◆ Stated problem
All of the data must be printed exactly; please include every line.

------ Provided material ------

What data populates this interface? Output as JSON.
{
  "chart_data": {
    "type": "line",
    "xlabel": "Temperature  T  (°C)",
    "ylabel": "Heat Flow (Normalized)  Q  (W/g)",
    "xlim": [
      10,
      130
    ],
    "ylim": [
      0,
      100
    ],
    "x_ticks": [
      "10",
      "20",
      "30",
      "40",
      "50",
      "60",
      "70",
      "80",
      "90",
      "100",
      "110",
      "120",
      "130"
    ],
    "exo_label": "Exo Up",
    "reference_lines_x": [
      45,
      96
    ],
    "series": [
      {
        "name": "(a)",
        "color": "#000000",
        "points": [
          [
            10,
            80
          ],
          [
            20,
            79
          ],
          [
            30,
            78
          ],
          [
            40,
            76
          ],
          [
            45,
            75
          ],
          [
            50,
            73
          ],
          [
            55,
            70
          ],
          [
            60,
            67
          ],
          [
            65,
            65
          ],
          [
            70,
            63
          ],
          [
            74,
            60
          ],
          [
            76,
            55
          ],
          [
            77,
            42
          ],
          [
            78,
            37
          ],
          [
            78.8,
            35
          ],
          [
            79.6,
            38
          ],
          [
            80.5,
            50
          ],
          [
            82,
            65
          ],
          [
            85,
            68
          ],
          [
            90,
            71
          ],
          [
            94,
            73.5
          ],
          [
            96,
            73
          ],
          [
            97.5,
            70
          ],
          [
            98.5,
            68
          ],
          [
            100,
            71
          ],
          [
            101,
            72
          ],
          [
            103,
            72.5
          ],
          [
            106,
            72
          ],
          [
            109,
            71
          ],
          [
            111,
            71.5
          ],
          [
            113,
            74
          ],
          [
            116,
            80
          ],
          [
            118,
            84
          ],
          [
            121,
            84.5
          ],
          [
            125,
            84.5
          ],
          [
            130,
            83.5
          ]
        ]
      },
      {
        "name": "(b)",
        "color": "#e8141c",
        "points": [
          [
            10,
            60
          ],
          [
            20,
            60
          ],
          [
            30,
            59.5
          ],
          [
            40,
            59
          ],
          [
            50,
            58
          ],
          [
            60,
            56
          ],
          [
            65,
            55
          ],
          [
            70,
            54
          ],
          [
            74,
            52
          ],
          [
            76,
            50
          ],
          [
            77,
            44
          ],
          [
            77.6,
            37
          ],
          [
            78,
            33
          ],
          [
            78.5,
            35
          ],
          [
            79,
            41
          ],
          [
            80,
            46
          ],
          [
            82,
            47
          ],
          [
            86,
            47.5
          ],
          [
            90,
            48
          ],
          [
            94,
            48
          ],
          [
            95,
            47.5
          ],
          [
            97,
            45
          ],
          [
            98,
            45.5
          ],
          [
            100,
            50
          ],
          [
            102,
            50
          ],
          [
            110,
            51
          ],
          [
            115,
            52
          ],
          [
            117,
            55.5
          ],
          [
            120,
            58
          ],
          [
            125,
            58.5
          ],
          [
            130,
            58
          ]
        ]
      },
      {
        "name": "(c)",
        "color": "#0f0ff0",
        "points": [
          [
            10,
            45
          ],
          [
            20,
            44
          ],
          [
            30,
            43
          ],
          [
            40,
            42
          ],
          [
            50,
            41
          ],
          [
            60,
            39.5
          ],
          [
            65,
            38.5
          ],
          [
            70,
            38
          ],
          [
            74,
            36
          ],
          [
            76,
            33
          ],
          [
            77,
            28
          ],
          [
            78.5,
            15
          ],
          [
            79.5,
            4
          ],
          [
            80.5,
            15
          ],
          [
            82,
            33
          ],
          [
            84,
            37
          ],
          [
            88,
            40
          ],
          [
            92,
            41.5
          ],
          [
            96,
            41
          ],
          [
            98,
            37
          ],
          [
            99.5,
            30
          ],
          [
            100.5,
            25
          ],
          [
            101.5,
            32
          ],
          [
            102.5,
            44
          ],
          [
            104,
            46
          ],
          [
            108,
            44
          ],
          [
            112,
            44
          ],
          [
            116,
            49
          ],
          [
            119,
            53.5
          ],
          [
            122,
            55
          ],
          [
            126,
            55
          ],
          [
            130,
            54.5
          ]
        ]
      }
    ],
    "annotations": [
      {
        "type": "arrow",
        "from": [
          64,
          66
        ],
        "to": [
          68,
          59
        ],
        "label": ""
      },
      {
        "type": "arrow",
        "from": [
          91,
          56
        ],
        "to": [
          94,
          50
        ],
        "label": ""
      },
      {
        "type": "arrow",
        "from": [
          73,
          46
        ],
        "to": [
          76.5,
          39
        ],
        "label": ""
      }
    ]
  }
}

------

◆ Task answer
What data populates this interface? Output as JSON.
{
  "chart_data": {
    "type": "line",
    "xlabel": "Temperature  T  (°C)",
    "ylabel": "Heat Flow (Normalized)  Q  (W/g)",
    "xlim": [
      10,
      130
    ],
    "ylim": [
      0,
      100
    ],
    "x_ticks": [
      "10",
      "20",
      "30",
      "40",
      "50",
      "60",
      "70",
      "80",
      "90",
      "100",
      "110",
      "120",
      "130"
    ],
    "exo_label": "Exo Up",
    "reference_lines_x": [
      45,
      96
    ],
    "series": [
      {
        "name": "(a)",
        "color": "#000000",
        "points": [
          [
            10,
            80
          ],
          [
            20,
            79
          ],
          [
            30,
            78
          ],
          [
            40,
            76
          ],
          [
            45,
            75
          ],
          [
            50,
            73
          ],
          [
            55,
            70
          ],
          [
            60,
            67
          ],
          [
            65,
            65
          ],
          [
            70,
            63
          ],
          [
            74,
            60
          ],
          [
            76,
            55
          ],
          [
            77,
            42
          ],
          [
            78,
            37
          ],
          [
            78.8,
            35
          ],
          [
            79.6,
            38
          ],
          [
            80.5,
            50
          ],
          [
            82,
            65
          ],
          [
            85,
            68
          ],
          [
            90,
            71
          ],
          [
            94,
            73.5
          ],
          [
            96,
            73
          ],
          [
            97.5,
            70
          ],
          [
            98.5,
            68
          ],
          [
            100,
            71
          ],
          [
            101,
            72
          ],
          [
            103,
            72.5
          ],
          [
            106,
            72
          ],
          [
            109,
            71
          ],
          [
            111,
            71.5
          ],
          [
            113,
            74
          ],
          [
            116,
            80
          ],
          [
            118,
            84
          ],
          [
            121,
            84.5
          ],
          [
            125,
            84.5
          ],
          [
            130,
            83.5
          ]
        ]
      },
      {
        "name": "(b)",
        "color": "#e8141c",
        "points": [
          [
            10,
            60
          ],
          [
            20,
            60
          ],
          [
            30,
            59.5
          ],
          [
            40,
            59
          ],
          [
            50,
            58
          ],
          [
            60,
            56
          ],
          [
            65,
            55
          ],
          [
            70,
            54
          ],
          [
            74,
            52
          ],
          [
            76,
            50
          ],
          [
            77,
            44
          ],
          [
            77.6,
            37
          ],
          [
            78,
            33
          ],
          [
            78.5,
            35
          ],
          [
            79,
            41
          ],
          [
            80,
            46
          ],
          [
            82,
            47
          ],
          [
            86,
            47.5
          ],
          [
            90,
            48
          ],
          [
            94,
            48
          ],
          [
            95,
            47.5
          ],
          [
            97,
            45
          ],
          [
            98,
            45.5
          ],
          [
            100,
            50
          ],
          [
            102,
            50
          ],
          [
            110,
            51
          ],
          [
            115,
            52
          ],
          [
            117,
            55.5
          ],
          [
            120,
            58
          ],
          [
            125,
            58.5
          ],
          [
            130,
            58
          ]
        ]
      },
      {
        "name": "(c)",
        "color": "#0f0ff0",
        "points": [
          [
            10,
            45
          ],
          [
            20,
            44
          ],
          [
            30,
            43
          ],
          [
            40,
            42
          ],
          [
            50,
            41
          ],
          [
            60,
            39.5
          ],
          [
            65,
            38.5
          ],
          [
            70,
            38
          ],
          [
            74,
            36
          ],
          [
            76,
            33
          ],
          [
            77,
            28
          ],
          [
            78.5,
            15
          ],
          [
            79.5,
            4
          ],
          [
            80.5,
            15
          ],
          [
            82,
            33
          ],
          [
            84,
            37
          ],
          [
            88,
            40
          ],
          [
            92,
            41.5
          ],
          [
            96,
            41
          ],
          [
            98,
            37
          ],
          [
            99.5,
            30
          ],
          [
            100.5,
            25
          ],
          [
            101.5,
            32
          ],
          [
            102.5,
            44
          ],
          [
            104,
            46
          ],
          [
            108,
            44
          ],
          [
            112,
            44
          ],
          [
            116,
            49
          ],
          [
            119,
            53.5
          ],
          [
            122,
            55
          ],
          [
            126,
            55
          ],
          [
            130,
            54.5
          ]
        ]
      }
    ],
    "annotations": [
      {
        "type": "arrow",
        "from": [
          64,
          66
        ],
        "to": [
          68,
          59
        ],
        "label": ""
      },
      {
        "type": "arrow",
        "from": [
          91,
          56
        ],
        "to": [
          94,
          50
        ],
        "label": ""
      },
      {
        "type": "arrow",
        "from": [
          73,
          46
        ],
        "to": [
          76.5,
          39
        ],
        "label": ""
      }
    ]
  }
}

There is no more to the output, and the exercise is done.